• **What you will do**
Work through the data line by line, gathering every line that has the word "填细胞名称".

• **Given records**
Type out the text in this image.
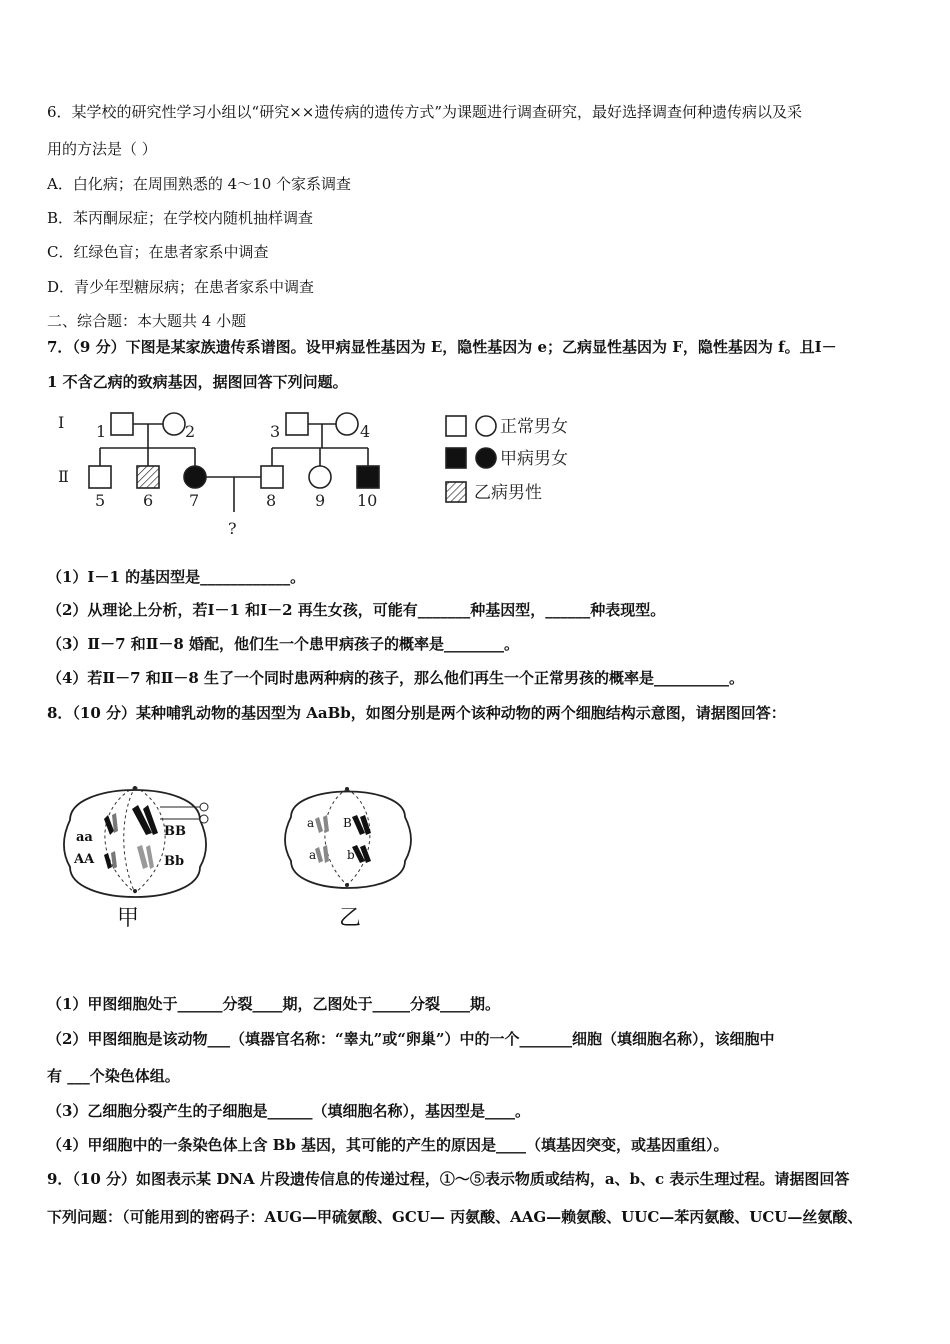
6．某学校的研究性学习小组以“研究××遗传病的遗传方式”为课题进行调查研究，最好选择调查何种遗传病以及采
用的方法是（ ）
A．白化病；在周围熟悉的 4～10 个家系调查
B．苯丙酮尿症；在学校内随机抽样调查
C．红绿色盲；在患者家系中调查
D．青少年型糖尿病；在患者家系中调查
二、综合题：本大题共 4 小题
7．（9 分）下图是某家族遗传系谱图。设甲病显性基因为 E，隐性基因为 e；乙病显性基因为 F，隐性基因为 f。且Ⅰ－
1 不含乙病的致病基因，据图回答下列问题。
Ⅰ
Ⅱ
1	2	3	4
5 6 7	8 9 10
?
正常男女
甲病男女
乙病男性
（1）Ⅰ－1 的基因型是____________。
（2）从理论上分析，若Ⅰ－1 和Ⅰ－2 再生女孩，可能有_______种基因型，______种表现型。
（3）Ⅱ－7 和Ⅱ－8 婚配，他们生一个患甲病孩子的概率是________。
（4）若Ⅱ－7 和Ⅱ－8 生了一个同时患两种病的孩子，那么他们再生一个正常男孩的概率是__________。
8．（10 分）某种哺乳动物的基因型为 AaBb，如图分别是两个该种动物的两个细胞结构示意图，请据图回答：
aa	BB
AA	Bb
甲
a B
a	b
乙
（1）甲图细胞处于______分裂____期，乙图处于_____分裂____期。
（2）甲图细胞是该动物___（填器官名称：“睾丸”或“卵巢”）中的一个_______细胞（填细胞名称），该细胞中
有 ___个染色体组。
（3）乙细胞分裂产生的子细胞是______（填细胞名称），基因型是____。
（4）甲细胞中的一条染色体上含 Bb 基因，其可能的产生的原因是____（填基因突变，或基因重组）。
9．（10 分）如图表示某 DNA 片段遗传信息的传递过程，①～⑤表示物质或结构，a、b、c 表示生理过程。请据图回答
下列问题：（可能用到的密码子：AUG—甲硫氨酸、GCU— 丙氨酸、AAG—赖氨酸、UUC—苯丙氨酸、UCU—丝氨酸、
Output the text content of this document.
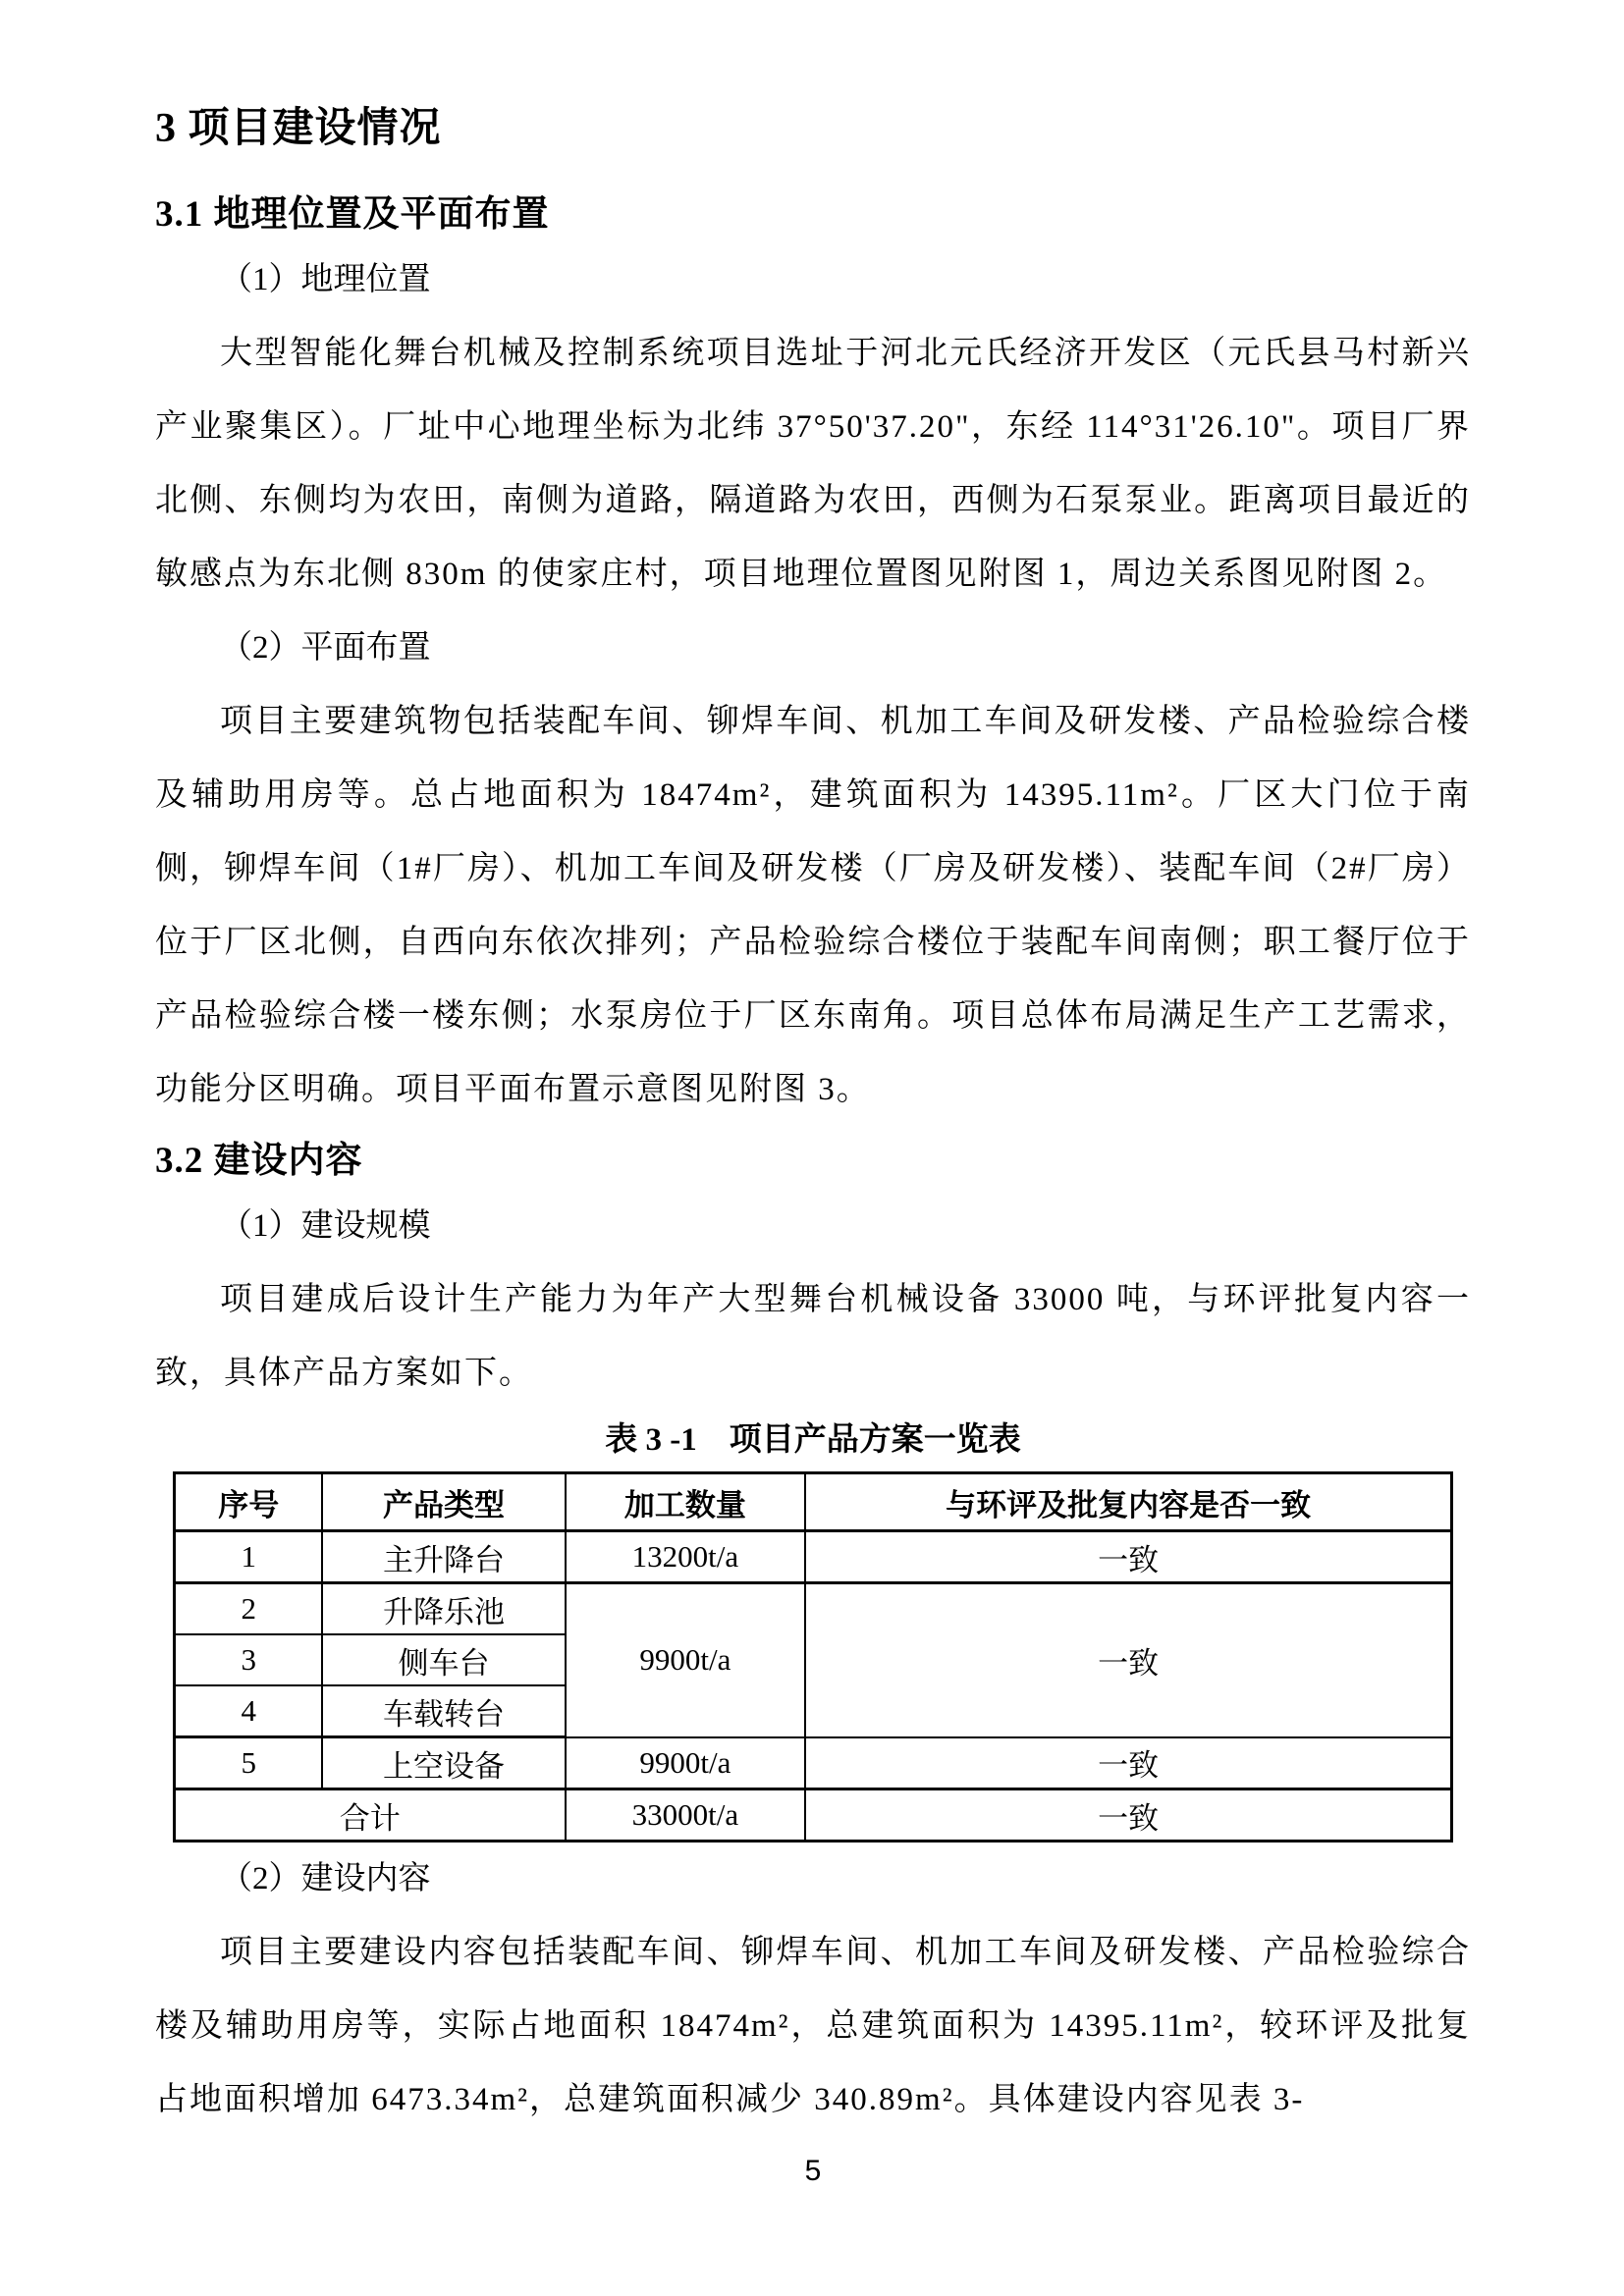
3 项目建设情况
3.1 地理位置及平面布置

（1）地理位置

大型智能化舞台机械及控制系统项目选址于河北元氏经济开发区（元氏县马村新兴产业聚集区）。厂址中心地理坐标为北纬 37°50'37.20"，东经 114°31'26.10"。项目厂界北侧、东侧均为农田，南侧为道路，隔道路为农田，西侧为石泵泵业。距离项目最近的敏感点为东北侧 830m 的使家庄村，项目地理位置图见附图 1，周边关系图见附图 2。

（2）平面布置

项目主要建筑物包括装配车间、铆焊车间、机加工车间及研发楼、产品检验综合楼及辅助用房等。总占地面积为 18474m²，建筑面积为 14395.11m²。厂区大门位于南侧，铆焊车间（1#厂房）、机加工车间及研发楼（厂房及研发楼）、装配车间（2#厂房）位于厂区北侧，自西向东依次排列；产品检验综合楼位于装配车间南侧；职工餐厅位于产品检验综合楼一楼东侧；水泵房位于厂区东南角。项目总体布局满足生产工艺需求，功能分区明确。项目平面布置示意图见附图 3。

3.2 建设内容

（1）建设规模

项目建成后设计生产能力为年产大型舞台机械设备 33000 吨，与环评批复内容一致，具体产品方案如下。

表 3 -1　项目产品方案一览表

序号	产品类型	加工数量	与环评及批复内容是否一致
1	主升降台	13200t/a	一致
2	升降乐池	9900t/a	一致
3	侧车台		
4	车载转台		
5	上空设备	9900t/a	一致
合计		33000t/a	一致

（2）建设内容

项目主要建设内容包括装配车间、铆焊车间、机加工车间及研发楼、产品检验综合楼及辅助用房等，实际占地面积 18474m²，总建筑面积为 14395.11m²，较环评及批复占地面积增加 6473.34m²，总建筑面积减少 340.89m²。具体建设内容见表 3-

5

• **Response to the task**
（2）甲图细胞是该动物___（填器官名称：“睾丸”或“卵巢”）中的一个_______细胞（填细胞名称），该细胞中
（3）乙细胞分裂产生的子细胞是______（填细胞名称），基因型是____。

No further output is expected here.